Problem description: Begin at the line that holds "Read all visible content and emit it as JSON." and copy each line exactly until the data below ends, including that last line but no pictures.

Input data:
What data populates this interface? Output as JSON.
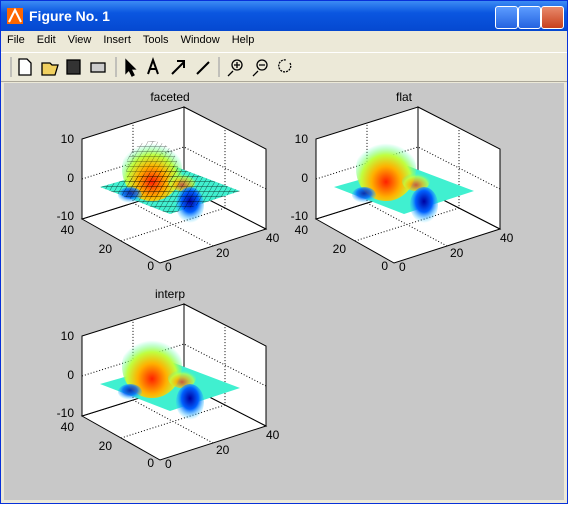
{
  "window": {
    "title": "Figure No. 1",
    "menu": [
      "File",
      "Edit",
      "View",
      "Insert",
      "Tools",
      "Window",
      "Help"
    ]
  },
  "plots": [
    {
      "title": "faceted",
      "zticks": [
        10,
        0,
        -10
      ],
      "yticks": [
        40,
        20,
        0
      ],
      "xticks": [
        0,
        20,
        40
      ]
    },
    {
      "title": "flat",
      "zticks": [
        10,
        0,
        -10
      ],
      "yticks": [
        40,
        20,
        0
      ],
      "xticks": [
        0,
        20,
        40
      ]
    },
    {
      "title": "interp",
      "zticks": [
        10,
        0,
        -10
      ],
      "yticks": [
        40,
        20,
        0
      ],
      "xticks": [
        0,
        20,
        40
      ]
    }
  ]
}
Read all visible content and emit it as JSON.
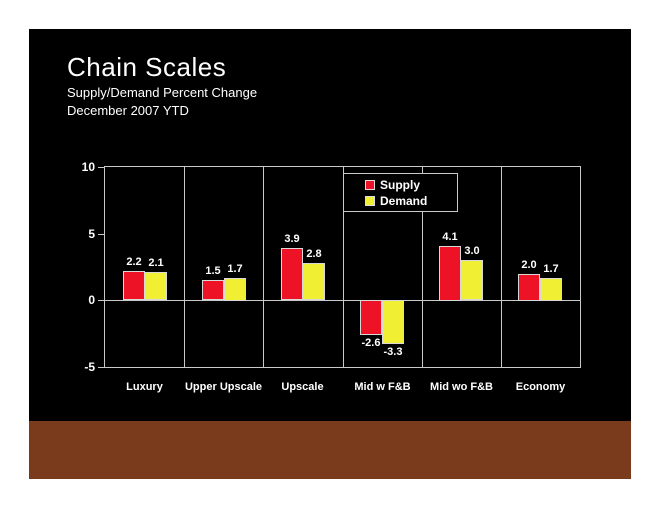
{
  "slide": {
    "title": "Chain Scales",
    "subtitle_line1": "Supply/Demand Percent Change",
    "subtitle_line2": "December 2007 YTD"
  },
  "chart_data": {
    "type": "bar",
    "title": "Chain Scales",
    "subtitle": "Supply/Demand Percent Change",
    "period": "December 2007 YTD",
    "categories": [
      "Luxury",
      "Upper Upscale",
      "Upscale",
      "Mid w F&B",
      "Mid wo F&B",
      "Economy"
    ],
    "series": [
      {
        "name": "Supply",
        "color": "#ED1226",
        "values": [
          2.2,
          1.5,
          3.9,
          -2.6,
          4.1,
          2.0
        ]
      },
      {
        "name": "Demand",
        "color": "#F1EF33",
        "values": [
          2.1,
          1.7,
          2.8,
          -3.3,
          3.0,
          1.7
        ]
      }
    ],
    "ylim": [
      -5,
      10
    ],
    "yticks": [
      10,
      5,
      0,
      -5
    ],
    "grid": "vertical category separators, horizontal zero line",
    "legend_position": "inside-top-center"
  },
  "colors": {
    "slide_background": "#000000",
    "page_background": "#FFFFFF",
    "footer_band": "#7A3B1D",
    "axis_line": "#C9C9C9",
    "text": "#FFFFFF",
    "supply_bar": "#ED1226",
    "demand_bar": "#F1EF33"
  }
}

Response to this exercise:
Read all visible content and emit it as JSON.
{
  "slide": {
    "title": "Chain Scales",
    "subtitle_line1": "Supply/Demand Percent Change",
    "subtitle_line2": "December 2007 YTD"
  },
  "chart_data": {
    "type": "bar",
    "title": "Chain Scales",
    "subtitle": "Supply/Demand Percent Change",
    "period": "December 2007 YTD",
    "categories": [
      "Luxury",
      "Upper Upscale",
      "Upscale",
      "Mid w F&B",
      "Mid wo F&B",
      "Economy"
    ],
    "series": [
      {
        "name": "Supply",
        "color": "#ED1226",
        "values": [
          2.2,
          1.5,
          3.9,
          -2.6,
          4.1,
          2.0
        ]
      },
      {
        "name": "Demand",
        "color": "#F1EF33",
        "values": [
          2.1,
          1.7,
          2.8,
          -3.3,
          3.0,
          1.7
        ]
      }
    ],
    "ylim": [
      -5,
      10
    ],
    "yticks": [
      10,
      5,
      0,
      -5
    ],
    "grid": "vertical category separators, horizontal zero line",
    "legend_position": "inside-top-center"
  },
  "colors": {
    "slide_background": "#000000",
    "page_background": "#FFFFFF",
    "footer_band": "#7A3B1D",
    "axis_line": "#C9C9C9",
    "text": "#FFFFFF",
    "supply_bar": "#ED1226",
    "demand_bar": "#F1EF33"
  }
}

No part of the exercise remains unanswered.